◆ WHAT IS ASKED: In the corporate governance text below, condense the paragraph that begins "The corporate governance term has been investigated" into a shorter version that keeps its main facts.

◆ SELECTION:
---*---

CORPORATE GOVERNANCE

1.1. Definition

Corporate governance is an important topic in today’s economy. Investors, creditors and all of other stakeholders of companies give more importance to corporate governance than past. Especially, recent corporate scandals have created high interest on corporate governance term.

The corporate governance term has been investigated and used for a few decades only. But corporate governance was always in life from ancient times. Governance issues arise whenever a corporate entity acquires a life of its own, whenever ownership of an enterprise is separated from its management. The Merchant of Venice, in Shakespeare's play (Act 1 Scene 1), feared for the safety of his commercial ships sailing out of sight on the high seas. Because at that time, the control of his business has separated from the owner and transmitted to the captain of the ships.

---*---

◆ MATERIAL:
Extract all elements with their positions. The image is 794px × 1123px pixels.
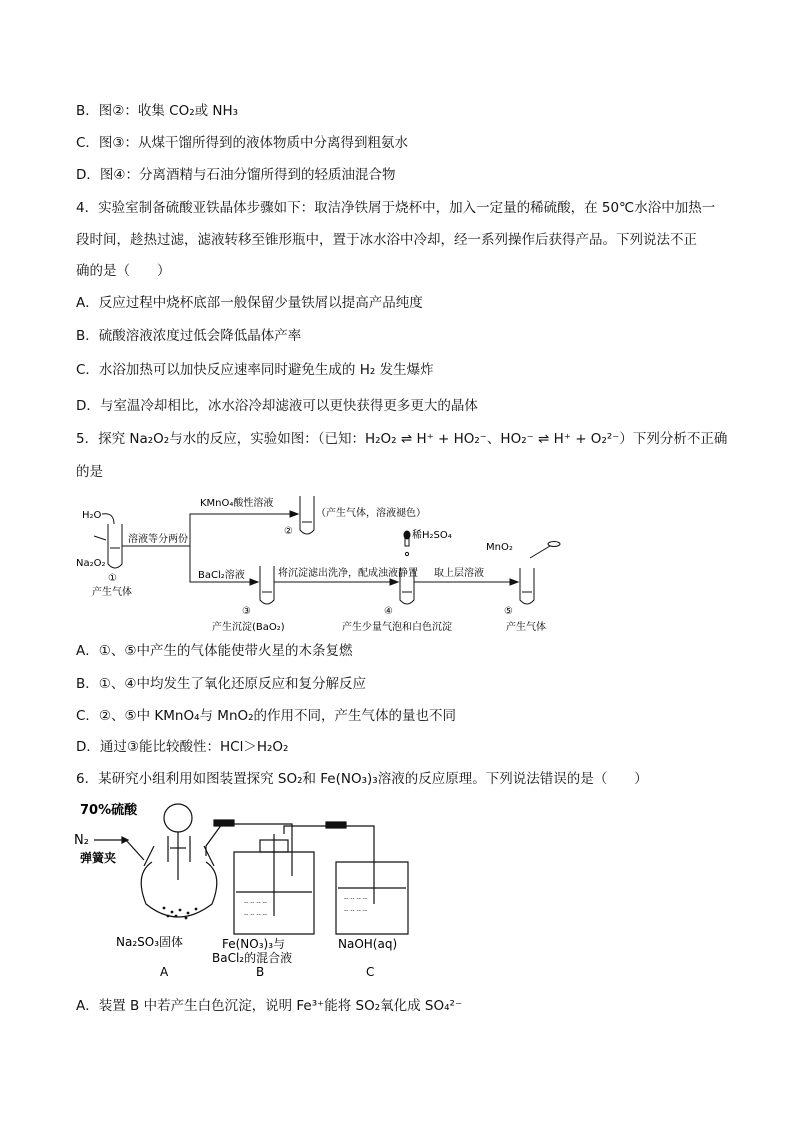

---*---

◆ TASK ANSWER: The term "corporate governance" has been studied and used for only a few decades, but governance itself has existed since ancient times. Governance issues arise whenever a corporate entity takes on a life of its own and ownership is separated from management. In Shakespeare's play (Act 1 Scene 1), the Merchant of Venice feared for his ships sailing out of sight. Control of his business had passed from him, the owner, to the ships' captain.